Aneurysma

Unter einem Aneurysma versteht man eine sackförmige Gefäßerweiterung einer Arterie. Wenn sich eine Gefäßwand ausbuchtet oder ausweitet entsteht ein Aneurysma. Vor allem ältere Menschen sind davon betroffen. Die wichtigsten Risikofaktoren sind Bluthochdruck und Arteriosklerose (Arterienverkalkung).

Die häufigste Form ist das sogenannte Aortenaneurysma. Dabei ist die Hauptschlagader von so einer Ausweitung betroffen. Etwa ein bis zwei von hundert Menschen haben ein solches Aortenaneurysma. Viele wissen gar nichts davon.
----
■ AUFGABE IM DETAIL
Beantworte zum Text über Aneurysmen diese Fragen:
1. Welche beiden Risikofaktoren gelten als die wichtigsten?
2. Welche Form des Aneurysmas tritt am häufigsten auf?
3. Wie viele von hundert Menschen haben etwa ein Aortenaneurysma?

[Extrahierte Datensätze]
----
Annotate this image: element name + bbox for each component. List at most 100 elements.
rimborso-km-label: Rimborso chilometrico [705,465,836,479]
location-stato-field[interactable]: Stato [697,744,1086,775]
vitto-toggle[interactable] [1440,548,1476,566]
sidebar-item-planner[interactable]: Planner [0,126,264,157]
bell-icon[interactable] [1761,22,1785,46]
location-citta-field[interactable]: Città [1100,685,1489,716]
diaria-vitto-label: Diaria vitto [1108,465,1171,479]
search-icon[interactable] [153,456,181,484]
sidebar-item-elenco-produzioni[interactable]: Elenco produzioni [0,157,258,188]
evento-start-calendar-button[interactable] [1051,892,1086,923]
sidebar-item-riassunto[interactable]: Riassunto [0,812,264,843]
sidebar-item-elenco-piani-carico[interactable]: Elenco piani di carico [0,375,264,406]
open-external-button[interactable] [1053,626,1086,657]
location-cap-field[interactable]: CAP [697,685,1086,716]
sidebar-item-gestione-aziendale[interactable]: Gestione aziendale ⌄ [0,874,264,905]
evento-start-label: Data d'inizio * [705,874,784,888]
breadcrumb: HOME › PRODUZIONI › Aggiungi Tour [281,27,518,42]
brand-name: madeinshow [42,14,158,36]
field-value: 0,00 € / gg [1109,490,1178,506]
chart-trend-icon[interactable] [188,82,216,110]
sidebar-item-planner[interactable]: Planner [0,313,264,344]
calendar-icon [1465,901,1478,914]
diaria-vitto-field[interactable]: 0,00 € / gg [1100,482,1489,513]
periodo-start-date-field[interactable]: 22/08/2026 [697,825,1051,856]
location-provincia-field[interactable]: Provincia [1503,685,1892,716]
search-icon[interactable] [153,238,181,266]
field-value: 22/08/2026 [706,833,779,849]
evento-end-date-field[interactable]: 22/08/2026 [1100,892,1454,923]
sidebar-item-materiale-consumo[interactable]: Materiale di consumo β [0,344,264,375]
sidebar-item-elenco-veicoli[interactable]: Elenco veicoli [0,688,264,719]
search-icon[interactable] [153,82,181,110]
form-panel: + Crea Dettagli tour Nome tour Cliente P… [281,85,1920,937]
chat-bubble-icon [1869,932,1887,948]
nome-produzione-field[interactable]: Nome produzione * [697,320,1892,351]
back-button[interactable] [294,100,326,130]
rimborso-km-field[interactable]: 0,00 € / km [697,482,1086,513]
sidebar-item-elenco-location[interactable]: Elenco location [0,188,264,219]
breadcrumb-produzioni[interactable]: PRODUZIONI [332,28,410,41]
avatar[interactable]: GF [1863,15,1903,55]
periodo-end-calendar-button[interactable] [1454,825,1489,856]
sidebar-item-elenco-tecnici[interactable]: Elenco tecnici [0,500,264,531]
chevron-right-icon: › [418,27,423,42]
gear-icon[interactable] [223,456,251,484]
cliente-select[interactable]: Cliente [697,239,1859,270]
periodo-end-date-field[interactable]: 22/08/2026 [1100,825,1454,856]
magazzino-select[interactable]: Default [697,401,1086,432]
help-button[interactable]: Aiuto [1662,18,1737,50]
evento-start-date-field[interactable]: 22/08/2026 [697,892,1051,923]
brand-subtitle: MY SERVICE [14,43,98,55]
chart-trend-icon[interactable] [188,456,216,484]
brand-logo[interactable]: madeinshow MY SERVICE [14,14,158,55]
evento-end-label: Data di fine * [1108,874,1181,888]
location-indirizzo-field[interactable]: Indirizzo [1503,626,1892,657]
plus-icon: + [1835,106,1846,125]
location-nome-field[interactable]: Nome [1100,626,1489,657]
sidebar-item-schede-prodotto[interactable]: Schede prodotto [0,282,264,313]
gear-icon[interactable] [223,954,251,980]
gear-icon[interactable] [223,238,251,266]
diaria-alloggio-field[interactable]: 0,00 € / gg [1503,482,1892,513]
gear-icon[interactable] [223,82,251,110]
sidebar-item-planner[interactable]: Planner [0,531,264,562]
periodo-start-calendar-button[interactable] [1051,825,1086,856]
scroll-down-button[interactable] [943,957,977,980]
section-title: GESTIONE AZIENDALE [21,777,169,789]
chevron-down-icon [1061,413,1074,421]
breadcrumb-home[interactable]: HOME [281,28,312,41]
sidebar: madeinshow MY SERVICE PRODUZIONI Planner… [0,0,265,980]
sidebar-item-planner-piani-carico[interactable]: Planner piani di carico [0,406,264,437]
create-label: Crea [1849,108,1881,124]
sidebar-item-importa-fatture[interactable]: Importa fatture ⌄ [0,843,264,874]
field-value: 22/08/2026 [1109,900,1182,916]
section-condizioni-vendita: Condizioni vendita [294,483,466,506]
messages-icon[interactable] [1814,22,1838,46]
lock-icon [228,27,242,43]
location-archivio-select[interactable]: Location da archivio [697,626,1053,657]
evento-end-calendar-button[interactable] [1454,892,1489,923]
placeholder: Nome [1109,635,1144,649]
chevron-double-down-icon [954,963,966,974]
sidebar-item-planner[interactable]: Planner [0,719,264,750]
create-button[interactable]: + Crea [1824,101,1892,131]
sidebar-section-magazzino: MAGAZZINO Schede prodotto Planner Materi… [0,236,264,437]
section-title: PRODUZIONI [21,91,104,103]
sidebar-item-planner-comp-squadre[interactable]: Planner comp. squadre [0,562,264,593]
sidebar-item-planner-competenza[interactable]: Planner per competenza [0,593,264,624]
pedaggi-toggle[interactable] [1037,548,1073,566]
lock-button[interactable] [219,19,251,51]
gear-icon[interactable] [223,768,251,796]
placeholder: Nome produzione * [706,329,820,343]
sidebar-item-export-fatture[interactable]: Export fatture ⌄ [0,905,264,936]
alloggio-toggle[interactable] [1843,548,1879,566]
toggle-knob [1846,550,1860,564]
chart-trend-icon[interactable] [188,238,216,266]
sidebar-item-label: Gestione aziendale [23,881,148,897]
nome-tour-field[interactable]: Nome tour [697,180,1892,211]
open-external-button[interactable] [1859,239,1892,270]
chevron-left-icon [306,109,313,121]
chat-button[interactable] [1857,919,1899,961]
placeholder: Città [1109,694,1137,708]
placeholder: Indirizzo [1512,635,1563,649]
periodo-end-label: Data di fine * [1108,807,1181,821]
----
■ ERGEBNIS DER AUFGABE
1. Bluthochdruck und Arteriosklerose (Arterienverkalkung)
2. Das Aortenaneurysma
3. Etwa ein bis zwei